## start MATERIALS PROVIDED
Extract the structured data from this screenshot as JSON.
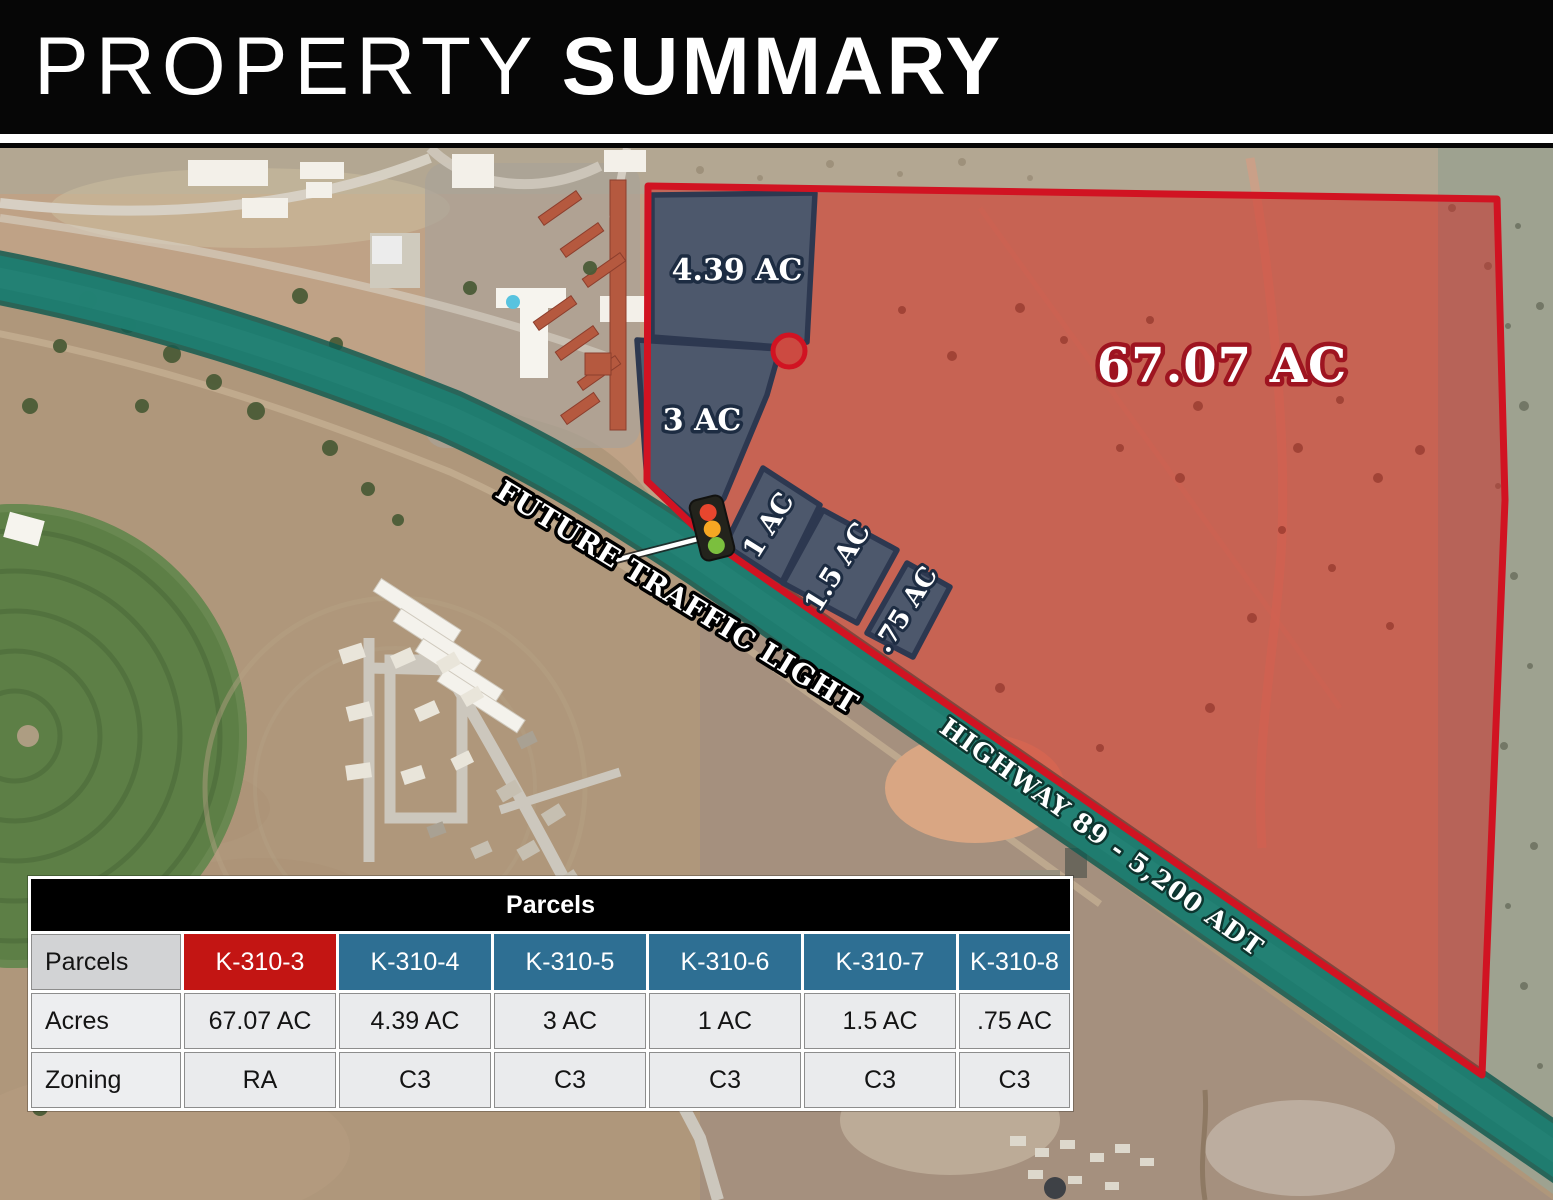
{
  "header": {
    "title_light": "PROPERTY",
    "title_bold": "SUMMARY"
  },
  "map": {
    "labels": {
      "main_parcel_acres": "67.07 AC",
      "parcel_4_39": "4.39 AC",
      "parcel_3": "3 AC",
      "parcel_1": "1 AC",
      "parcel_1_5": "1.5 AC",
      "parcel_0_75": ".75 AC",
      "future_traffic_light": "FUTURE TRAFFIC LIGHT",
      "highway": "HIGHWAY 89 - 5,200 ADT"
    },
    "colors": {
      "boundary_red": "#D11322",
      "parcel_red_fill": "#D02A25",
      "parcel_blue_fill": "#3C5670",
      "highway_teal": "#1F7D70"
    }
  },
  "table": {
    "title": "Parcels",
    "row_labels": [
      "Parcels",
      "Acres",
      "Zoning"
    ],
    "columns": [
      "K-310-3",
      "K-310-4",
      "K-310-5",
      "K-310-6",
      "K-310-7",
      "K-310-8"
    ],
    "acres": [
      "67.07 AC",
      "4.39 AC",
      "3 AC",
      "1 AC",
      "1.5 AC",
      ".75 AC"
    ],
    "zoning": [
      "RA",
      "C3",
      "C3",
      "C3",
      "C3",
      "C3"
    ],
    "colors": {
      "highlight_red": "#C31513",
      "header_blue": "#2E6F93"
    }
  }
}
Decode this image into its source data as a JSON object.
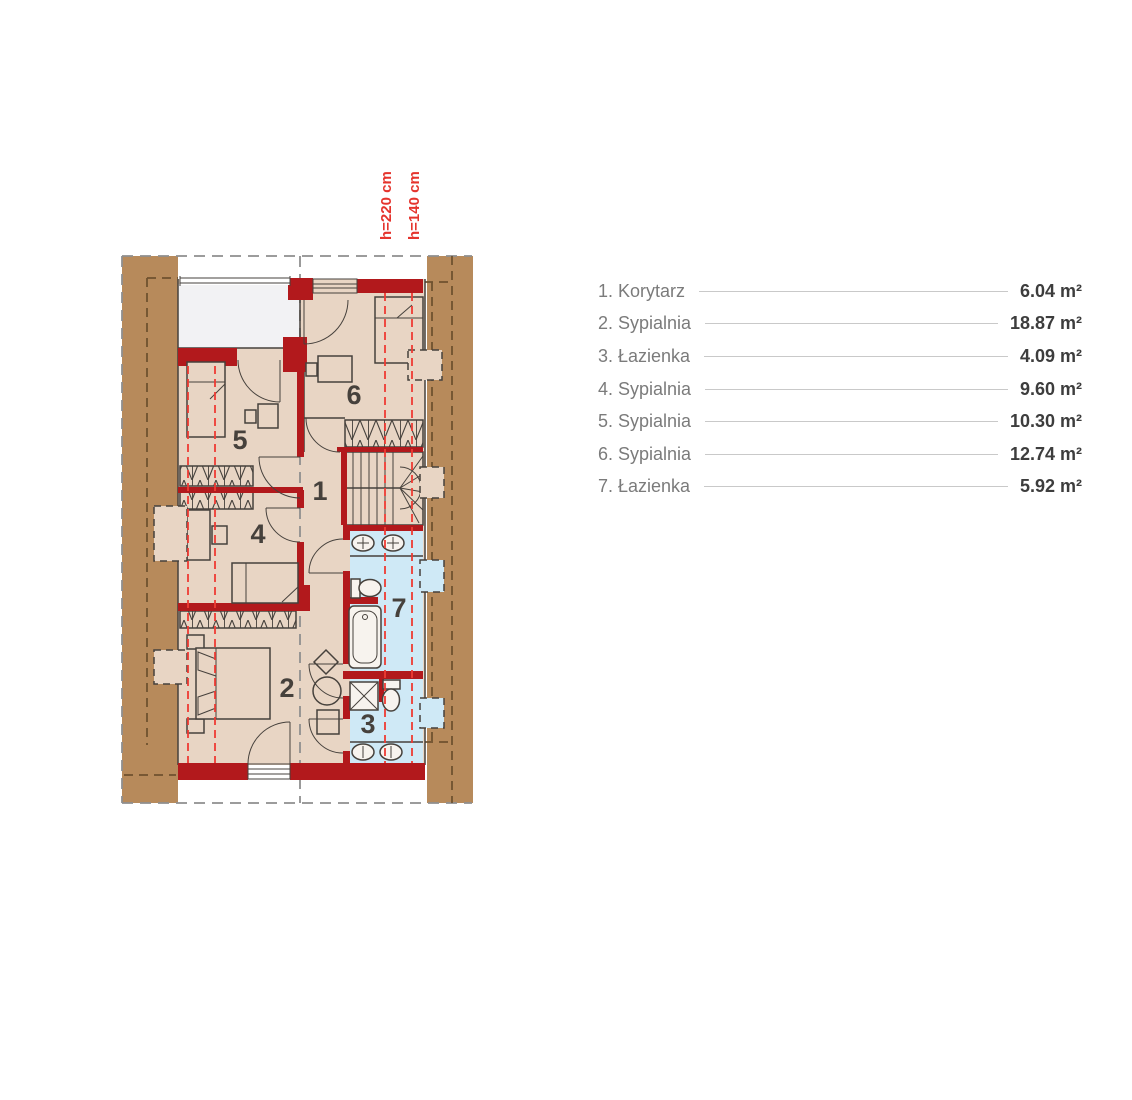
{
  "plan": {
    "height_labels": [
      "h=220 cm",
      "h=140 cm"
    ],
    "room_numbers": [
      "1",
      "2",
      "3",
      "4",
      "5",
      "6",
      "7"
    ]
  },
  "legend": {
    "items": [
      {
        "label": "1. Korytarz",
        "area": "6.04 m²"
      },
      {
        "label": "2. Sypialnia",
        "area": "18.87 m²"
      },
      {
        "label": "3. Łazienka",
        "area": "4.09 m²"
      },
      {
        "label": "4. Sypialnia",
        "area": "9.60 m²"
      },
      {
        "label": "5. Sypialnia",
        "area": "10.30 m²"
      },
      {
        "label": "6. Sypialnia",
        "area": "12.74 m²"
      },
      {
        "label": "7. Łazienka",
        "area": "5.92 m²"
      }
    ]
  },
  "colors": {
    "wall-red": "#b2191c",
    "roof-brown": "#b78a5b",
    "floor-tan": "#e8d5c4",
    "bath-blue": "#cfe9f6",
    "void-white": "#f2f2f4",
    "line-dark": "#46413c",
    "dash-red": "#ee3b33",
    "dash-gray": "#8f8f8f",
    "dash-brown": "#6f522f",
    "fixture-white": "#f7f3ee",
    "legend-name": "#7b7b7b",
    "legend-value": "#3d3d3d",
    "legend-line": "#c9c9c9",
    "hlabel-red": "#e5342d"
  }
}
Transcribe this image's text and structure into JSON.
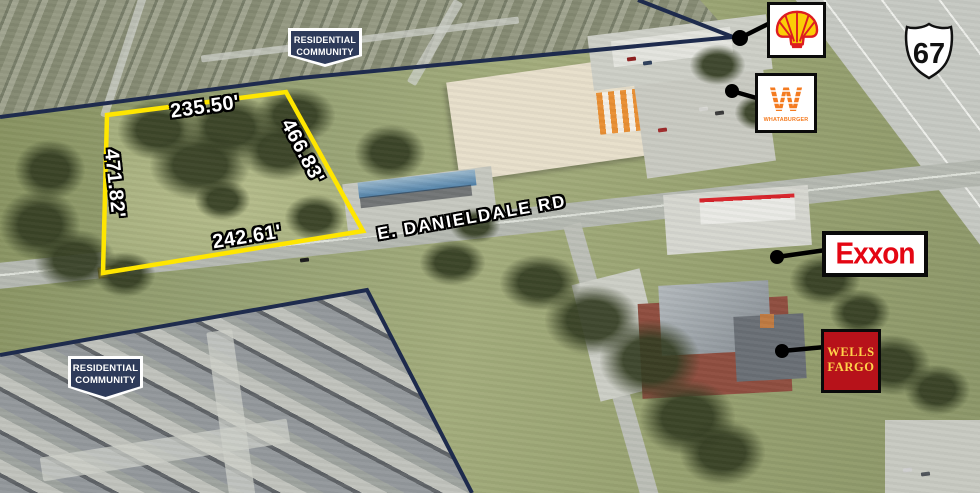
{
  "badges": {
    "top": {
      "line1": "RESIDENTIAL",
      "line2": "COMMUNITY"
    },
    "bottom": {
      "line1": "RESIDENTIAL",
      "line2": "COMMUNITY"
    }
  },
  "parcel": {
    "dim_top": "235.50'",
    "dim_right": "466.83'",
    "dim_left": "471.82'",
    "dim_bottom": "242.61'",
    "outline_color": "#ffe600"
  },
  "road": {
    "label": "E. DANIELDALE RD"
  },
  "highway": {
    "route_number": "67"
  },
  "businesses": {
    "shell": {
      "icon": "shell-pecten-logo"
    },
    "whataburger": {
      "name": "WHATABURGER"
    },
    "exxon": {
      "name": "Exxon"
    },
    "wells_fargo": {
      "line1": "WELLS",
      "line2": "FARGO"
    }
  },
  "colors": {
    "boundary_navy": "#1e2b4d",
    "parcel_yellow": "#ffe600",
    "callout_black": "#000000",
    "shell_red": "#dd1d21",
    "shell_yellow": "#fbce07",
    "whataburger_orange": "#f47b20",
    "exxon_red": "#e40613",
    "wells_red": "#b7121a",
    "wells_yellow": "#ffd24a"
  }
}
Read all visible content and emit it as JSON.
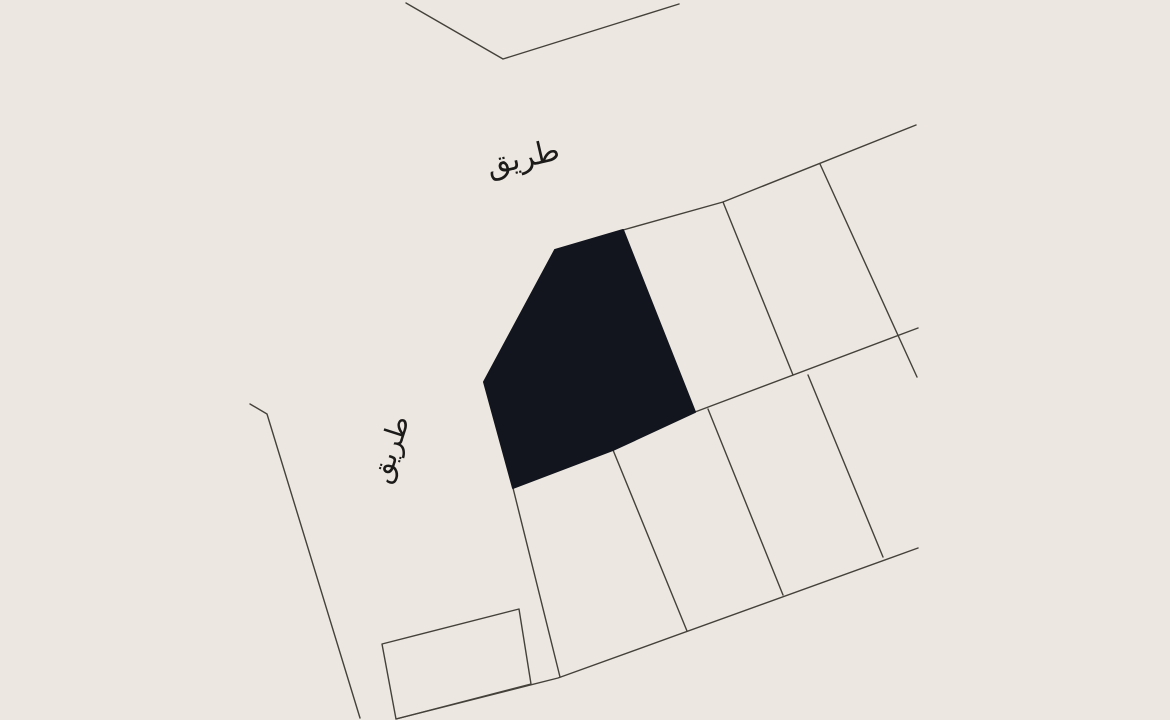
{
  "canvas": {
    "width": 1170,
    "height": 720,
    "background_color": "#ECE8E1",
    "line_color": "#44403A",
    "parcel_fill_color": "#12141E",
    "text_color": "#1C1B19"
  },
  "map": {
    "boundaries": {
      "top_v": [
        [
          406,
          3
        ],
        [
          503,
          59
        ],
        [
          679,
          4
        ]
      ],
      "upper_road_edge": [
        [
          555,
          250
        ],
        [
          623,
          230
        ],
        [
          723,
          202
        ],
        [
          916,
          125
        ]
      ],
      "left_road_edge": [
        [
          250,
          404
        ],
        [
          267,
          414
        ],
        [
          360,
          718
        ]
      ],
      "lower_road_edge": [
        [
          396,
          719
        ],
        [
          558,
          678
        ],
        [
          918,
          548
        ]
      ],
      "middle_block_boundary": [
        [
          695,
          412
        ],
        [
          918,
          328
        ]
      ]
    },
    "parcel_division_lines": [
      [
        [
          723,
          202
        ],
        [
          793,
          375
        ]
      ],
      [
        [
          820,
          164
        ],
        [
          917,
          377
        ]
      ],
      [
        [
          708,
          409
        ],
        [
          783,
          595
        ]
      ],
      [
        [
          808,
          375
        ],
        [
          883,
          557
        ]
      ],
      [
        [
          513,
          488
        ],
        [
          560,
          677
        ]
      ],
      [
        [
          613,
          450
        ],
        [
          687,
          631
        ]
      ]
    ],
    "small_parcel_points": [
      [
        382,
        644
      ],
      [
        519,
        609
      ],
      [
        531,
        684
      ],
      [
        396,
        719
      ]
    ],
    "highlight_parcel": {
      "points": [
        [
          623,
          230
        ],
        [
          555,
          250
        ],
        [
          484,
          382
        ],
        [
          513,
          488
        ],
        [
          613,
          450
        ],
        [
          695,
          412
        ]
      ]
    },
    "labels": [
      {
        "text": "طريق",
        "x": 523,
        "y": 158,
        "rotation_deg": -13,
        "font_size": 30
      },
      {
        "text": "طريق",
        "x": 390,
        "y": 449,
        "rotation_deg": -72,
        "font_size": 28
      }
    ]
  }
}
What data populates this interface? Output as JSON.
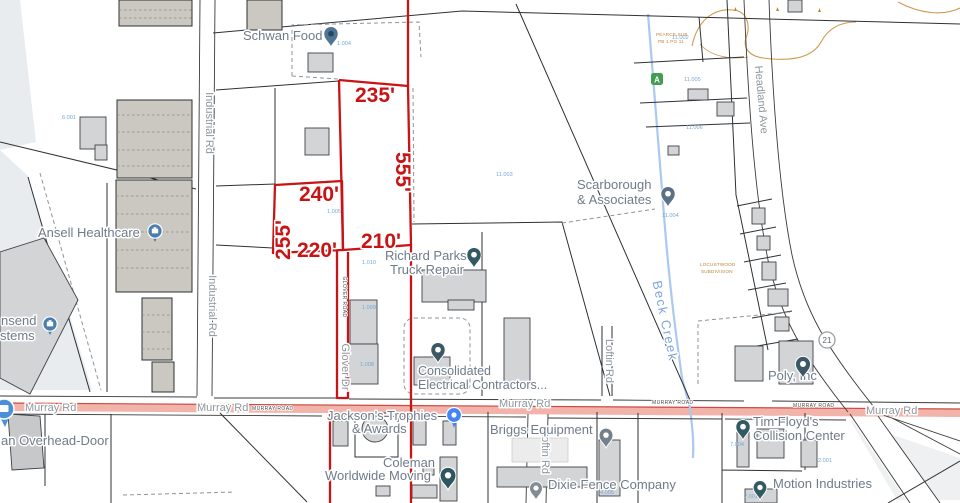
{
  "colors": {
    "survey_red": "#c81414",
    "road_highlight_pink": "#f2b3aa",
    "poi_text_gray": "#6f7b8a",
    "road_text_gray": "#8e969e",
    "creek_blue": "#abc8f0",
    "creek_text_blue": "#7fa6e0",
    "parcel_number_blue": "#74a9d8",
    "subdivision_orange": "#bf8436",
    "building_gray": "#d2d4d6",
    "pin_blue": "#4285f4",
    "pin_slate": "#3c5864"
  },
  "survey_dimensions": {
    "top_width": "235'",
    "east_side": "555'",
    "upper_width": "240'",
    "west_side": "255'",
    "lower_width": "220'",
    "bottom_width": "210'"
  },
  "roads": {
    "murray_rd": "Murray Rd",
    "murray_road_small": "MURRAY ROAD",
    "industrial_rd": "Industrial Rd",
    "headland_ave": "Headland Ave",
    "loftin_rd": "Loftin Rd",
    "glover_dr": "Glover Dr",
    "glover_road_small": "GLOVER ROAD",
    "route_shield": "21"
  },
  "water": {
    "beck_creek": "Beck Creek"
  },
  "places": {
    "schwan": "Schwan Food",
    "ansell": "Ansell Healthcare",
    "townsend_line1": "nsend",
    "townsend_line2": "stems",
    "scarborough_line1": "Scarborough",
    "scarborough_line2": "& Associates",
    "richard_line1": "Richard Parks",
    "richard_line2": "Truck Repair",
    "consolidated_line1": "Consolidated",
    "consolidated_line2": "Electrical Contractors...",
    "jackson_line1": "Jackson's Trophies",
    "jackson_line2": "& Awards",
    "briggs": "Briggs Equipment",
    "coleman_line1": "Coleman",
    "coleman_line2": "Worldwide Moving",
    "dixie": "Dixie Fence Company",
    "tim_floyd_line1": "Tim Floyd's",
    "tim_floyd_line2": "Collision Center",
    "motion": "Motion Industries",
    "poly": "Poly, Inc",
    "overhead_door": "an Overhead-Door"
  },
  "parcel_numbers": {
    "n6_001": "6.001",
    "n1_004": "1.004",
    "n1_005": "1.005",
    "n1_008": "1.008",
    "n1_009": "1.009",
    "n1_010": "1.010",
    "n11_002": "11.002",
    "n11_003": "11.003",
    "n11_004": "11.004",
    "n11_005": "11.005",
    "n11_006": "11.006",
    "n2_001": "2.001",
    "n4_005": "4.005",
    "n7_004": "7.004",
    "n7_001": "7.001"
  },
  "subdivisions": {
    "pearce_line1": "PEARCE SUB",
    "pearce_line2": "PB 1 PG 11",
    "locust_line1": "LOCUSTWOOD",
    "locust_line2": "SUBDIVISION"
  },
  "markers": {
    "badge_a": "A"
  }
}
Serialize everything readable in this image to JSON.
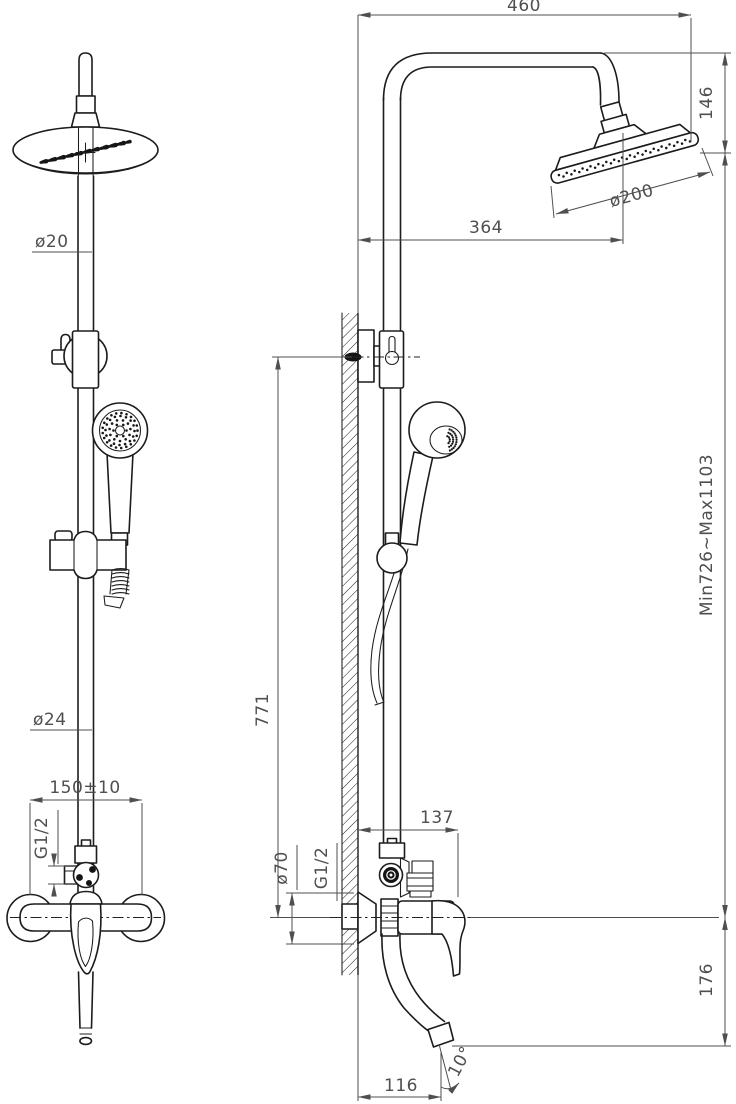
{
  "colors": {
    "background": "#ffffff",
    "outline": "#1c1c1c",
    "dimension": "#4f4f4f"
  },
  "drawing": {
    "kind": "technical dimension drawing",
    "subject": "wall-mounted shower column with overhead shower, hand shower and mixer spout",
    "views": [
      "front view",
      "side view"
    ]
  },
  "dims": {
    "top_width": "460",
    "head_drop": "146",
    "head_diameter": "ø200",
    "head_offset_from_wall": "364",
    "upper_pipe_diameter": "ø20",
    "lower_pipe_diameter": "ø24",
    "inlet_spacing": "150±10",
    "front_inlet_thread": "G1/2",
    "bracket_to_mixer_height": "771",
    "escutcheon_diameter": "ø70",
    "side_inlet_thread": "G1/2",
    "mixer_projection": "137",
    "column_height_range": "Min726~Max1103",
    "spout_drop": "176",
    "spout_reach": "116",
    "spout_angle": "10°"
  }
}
## end MATERIALS PROVIDED
__SHORT EXERCISE__
The lines above form a set of records; determine how many of them contain the string "drawing" and give that number alone.

__CORRECT OUTPUT__
2